◆ **EXERCISES**:
• 1. From the mountain bike forum thread, extract the passage starting with "Do you guys" and going on through "as MTB goes.".
• 2. Condense the paragraph of the mountain bike forum thread that begins "Build your own." into a short bulleted list that keeps its main points.

Begin SELECTED EXTRACT

Tough though to spec a new bike with with Easton Havocs, e*thirteen LG1+ hubs, Hope V4 brakes, leather WTB Vigo saddle, with a Pike and CCDBair dialed for your weight.


----------



## John Kuhl (Dec 10, 2007)

I think the shop you get the bike from matters as much if not more then the
make. A good shop will take care of you one way or another. However my
new Turner Flux is the best trail bike I've ever been on.


----------



## emu26 (Jun 23, 2008)

Build your own. Choose the frame you like then add on what you want and can afford. There are bargains to be had if you are happy to wait for sales / shop around, Yeah Giant are going to be hard to beat on price but doing it youself adds so much to the joy of riding, well it certainly does for me. It also means I know my bike which I think makes it easier to fix things trail side.

I also agree with what John has said, the shop makes a big difference. even though I buy a lot on-line, we get ripped off with middle men down under, I always try and do consumables through my LBS, they also service my wheels. You never know when you are going to need them.

HTH


----------



## Rock (Jan 13, 2004)

Do you guys really consider Santa Cruz a boutique brand? 

They may not sell as much as Trek, but I consider them one of the larger brands. Certainly larger than Cannondale, at least as far as MTB goes.


----------



## Cleared2land (Aug 31, 2012)

End SELECTED EXTRACT
Begin PROVIDED MATERIAL

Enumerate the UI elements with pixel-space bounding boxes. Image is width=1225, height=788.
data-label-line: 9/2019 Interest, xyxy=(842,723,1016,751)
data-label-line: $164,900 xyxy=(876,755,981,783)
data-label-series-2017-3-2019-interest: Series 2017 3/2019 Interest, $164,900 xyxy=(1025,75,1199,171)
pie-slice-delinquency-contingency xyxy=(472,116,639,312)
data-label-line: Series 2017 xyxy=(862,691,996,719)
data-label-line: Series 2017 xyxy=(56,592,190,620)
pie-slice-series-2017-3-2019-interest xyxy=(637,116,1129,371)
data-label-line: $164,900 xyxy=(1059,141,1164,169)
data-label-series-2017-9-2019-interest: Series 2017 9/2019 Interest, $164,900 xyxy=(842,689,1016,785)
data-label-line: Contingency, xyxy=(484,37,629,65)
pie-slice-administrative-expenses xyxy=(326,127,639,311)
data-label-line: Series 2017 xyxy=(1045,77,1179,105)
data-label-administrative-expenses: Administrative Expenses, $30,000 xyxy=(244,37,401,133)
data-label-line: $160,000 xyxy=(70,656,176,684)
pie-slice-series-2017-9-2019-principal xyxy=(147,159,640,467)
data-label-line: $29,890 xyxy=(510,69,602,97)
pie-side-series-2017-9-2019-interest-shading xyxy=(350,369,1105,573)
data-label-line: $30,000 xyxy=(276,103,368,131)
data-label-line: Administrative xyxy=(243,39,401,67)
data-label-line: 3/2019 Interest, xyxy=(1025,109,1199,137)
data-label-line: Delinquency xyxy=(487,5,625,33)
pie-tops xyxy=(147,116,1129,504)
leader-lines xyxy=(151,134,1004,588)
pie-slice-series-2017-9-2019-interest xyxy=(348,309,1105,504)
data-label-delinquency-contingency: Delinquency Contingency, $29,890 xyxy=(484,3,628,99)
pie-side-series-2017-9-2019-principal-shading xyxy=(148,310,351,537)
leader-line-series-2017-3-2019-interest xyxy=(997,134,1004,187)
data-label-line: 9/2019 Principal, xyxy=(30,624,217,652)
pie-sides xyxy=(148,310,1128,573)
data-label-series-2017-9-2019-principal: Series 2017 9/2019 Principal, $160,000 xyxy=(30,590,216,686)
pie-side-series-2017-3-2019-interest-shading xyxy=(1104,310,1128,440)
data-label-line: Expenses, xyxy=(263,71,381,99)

End PROVIDED MATERIAL

◆ **EXERCISE RESULTS**:
• 1.
Do you guys really consider Santa Cruz a boutique brand? 

They may not sell as much as Trek, but I consider them one of the larger brands. Certainly larger than Cannondale, at least as far as MTB goes.

• 2.
- Build your own bike: pick the frame you like, then add the parts you want and can afford.
- Waiting for sales or shopping around turns up bargains.
- Giant is hard to beat on price, but building it yourself adds a lot to the joy of riding, at least for this writer.
- Knowing your own bike makes trail-side fixes easier.